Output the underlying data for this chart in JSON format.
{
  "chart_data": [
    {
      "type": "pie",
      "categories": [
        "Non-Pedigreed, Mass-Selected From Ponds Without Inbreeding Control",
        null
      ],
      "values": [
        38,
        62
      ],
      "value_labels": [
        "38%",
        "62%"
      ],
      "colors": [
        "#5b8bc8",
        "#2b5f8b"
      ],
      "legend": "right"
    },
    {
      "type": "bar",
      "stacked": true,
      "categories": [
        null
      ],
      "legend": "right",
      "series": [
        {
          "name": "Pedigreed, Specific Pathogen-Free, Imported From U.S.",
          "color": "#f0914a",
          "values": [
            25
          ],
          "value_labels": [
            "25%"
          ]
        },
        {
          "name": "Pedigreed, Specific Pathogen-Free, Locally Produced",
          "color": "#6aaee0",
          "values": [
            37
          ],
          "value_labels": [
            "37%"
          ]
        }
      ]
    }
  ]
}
^^^^
§ Task brief
Which lines in the material contain the word "From"? Pull each of them out.

§ Response to the task
        "Non-Pedigreed, Mass-Selected From Ponds Without Inbreeding Control",
          "name": "Pedigreed, Specific Pathogen-Free, Imported From U.S.",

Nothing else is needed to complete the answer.